◆ MATERIAL FOR THIS TASK
━━━━
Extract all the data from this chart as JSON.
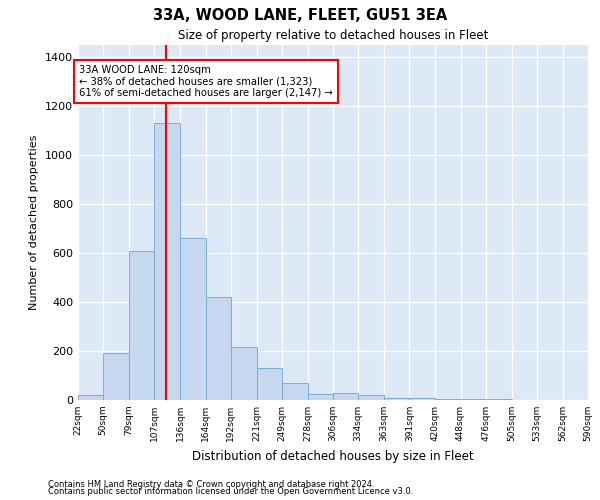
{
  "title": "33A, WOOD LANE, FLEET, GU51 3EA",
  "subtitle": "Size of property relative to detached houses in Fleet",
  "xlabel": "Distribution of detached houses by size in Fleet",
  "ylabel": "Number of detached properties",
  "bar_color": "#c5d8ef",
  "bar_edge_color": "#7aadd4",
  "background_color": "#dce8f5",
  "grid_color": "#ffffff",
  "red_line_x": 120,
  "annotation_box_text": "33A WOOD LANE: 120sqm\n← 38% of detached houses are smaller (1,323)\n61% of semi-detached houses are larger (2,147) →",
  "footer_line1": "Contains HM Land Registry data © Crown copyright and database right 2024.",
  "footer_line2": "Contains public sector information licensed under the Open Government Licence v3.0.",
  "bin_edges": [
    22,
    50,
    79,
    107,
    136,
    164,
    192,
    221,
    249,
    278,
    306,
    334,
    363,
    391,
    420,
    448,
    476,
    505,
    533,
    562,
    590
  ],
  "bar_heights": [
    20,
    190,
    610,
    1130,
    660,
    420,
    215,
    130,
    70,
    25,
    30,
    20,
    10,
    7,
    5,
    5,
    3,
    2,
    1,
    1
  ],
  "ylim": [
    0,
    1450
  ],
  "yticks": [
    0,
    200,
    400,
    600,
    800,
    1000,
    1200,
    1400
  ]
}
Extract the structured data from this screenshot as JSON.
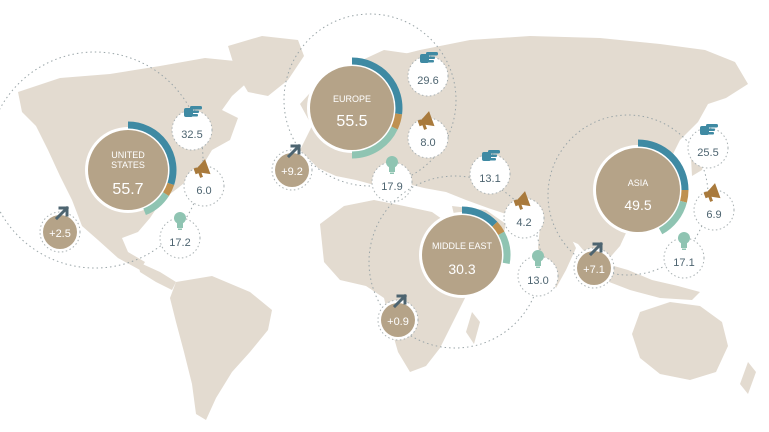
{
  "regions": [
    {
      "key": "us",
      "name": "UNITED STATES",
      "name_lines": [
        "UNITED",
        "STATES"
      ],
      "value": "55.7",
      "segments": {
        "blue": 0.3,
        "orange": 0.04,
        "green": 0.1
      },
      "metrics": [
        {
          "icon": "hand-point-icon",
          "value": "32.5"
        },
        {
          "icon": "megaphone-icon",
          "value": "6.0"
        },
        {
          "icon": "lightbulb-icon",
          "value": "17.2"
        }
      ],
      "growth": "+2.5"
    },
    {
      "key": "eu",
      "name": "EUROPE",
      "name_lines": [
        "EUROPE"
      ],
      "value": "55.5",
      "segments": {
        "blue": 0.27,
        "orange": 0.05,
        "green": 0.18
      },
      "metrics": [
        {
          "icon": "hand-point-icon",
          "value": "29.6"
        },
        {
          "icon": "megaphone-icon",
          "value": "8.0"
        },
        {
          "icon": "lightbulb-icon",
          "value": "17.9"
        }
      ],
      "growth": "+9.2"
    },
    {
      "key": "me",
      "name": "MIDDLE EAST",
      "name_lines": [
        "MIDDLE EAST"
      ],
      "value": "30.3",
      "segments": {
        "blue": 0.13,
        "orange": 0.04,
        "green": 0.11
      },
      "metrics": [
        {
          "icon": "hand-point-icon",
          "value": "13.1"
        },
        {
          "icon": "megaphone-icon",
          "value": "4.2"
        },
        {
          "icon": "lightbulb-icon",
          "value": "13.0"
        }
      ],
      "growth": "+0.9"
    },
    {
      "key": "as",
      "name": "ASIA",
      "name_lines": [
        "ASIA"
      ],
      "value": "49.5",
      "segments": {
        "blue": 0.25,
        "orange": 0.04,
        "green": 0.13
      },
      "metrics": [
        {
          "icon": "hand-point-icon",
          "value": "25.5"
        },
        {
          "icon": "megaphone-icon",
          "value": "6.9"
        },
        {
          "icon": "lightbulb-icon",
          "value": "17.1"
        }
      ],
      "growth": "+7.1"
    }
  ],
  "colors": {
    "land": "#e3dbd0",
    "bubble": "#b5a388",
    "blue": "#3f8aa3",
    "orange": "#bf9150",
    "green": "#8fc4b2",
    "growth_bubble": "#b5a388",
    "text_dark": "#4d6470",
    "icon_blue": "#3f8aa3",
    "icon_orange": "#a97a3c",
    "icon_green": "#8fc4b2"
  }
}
━━━━
◆ OBJECTIVE
Above are the records; reproduce them exactly and leave out the pictures.

◆ EXPECTED OUTPUT
Extract all the data from this chart as JSON.
{
  "title": "33A, WOOD LANE, FLEET, GU51 3EA",
  "subtitle": "Size of property relative to detached houses in Fleet",
  "xlabel": "Distribution of detached houses by size in Fleet",
  "ylabel": "Number of detached properties",
  "bar_color": "#c5d8ef",
  "bar_edge_color": "#7aadd4",
  "background_color": "#dce8f5",
  "grid_color": "#ffffff",
  "red_line_x": 120,
  "annotation_box_text": "33A WOOD LANE: 120sqm\n← 38% of detached houses are smaller (1,323)\n61% of semi-detached houses are larger (2,147) →",
  "footer_line1": "Contains HM Land Registry data © Crown copyright and database right 2024.",
  "footer_line2": "Contains public sector information licensed under the Open Government Licence v3.0.",
  "bin_edges": [
    22,
    50,
    79,
    107,
    136,
    164,
    192,
    221,
    249,
    278,
    306,
    334,
    363,
    391,
    420,
    448,
    476,
    505,
    533,
    562,
    590
  ],
  "bar_heights": [
    20,
    190,
    610,
    1130,
    660,
    420,
    215,
    130,
    70,
    25,
    30,
    20,
    10,
    7,
    5,
    5,
    3,
    2,
    1,
    1
  ],
  "ylim": [
    0,
    1450
  ],
  "yticks": [
    0,
    200,
    400,
    600,
    800,
    1000,
    1200,
    1400
  ]
}
Extract the structured data from this screenshot as JSON.
{
  "regions": [
    {
      "key": "us",
      "name": "UNITED STATES",
      "name_lines": [
        "UNITED",
        "STATES"
      ],
      "value": "55.7",
      "segments": {
        "blue": 0.3,
        "orange": 0.04,
        "green": 0.1
      },
      "metrics": [
        {
          "icon": "hand-point-icon",
          "value": "32.5"
        },
        {
          "icon": "megaphone-icon",
          "value": "6.0"
        },
        {
          "icon": "lightbulb-icon",
          "value": "17.2"
        }
      ],
      "growth": "+2.5"
    },
    {
      "key": "eu",
      "name": "EUROPE",
      "name_lines": [
        "EUROPE"
      ],
      "value": "55.5",
      "segments": {
        "blue": 0.27,
        "orange": 0.05,
        "green": 0.18
      },
      "metrics": [
        {
          "icon": "hand-point-icon",
          "value": "29.6"
        },
        {
          "icon": "megaphone-icon",
          "value": "8.0"
        },
        {
          "icon": "lightbulb-icon",
          "value": "17.9"
        }
      ],
      "growth": "+9.2"
    },
    {
      "key": "me",
      "name": "MIDDLE EAST",
      "name_lines": [
        "MIDDLE EAST"
      ],
      "value": "30.3",
      "segments": {
        "blue": 0.13,
        "orange": 0.04,
        "green": 0.11
      },
      "metrics": [
        {
          "icon": "hand-point-icon",
          "value": "13.1"
        },
        {
          "icon": "megaphone-icon",
          "value": "4.2"
        },
        {
          "icon": "lightbulb-icon",
          "value": "13.0"
        }
      ],
      "growth": "+0.9"
    },
    {
      "key": "as",
      "name": "ASIA",
      "name_lines": [
        "ASIA"
      ],
      "value": "49.5",
      "segments": {
        "blue": 0.25,
        "orange": 0.04,
        "green": 0.13
      },
      "metrics": [
        {
          "icon": "hand-point-icon",
          "value": "25.5"
        },
        {
          "icon": "megaphone-icon",
          "value": "6.9"
        },
        {
          "icon": "lightbulb-icon",
          "value": "17.1"
        }
      ],
      "growth": "+7.1"
    }
  ],
  "colors": {
    "land": "#e3dbd0",
    "bubble": "#b5a388",
    "blue": "#3f8aa3",
    "orange": "#bf9150",
    "green": "#8fc4b2",
    "growth_bubble": "#b5a388",
    "text_dark": "#4d6470",
    "icon_blue": "#3f8aa3",
    "icon_orange": "#a97a3c",
    "icon_green": "#8fc4b2"
  }
}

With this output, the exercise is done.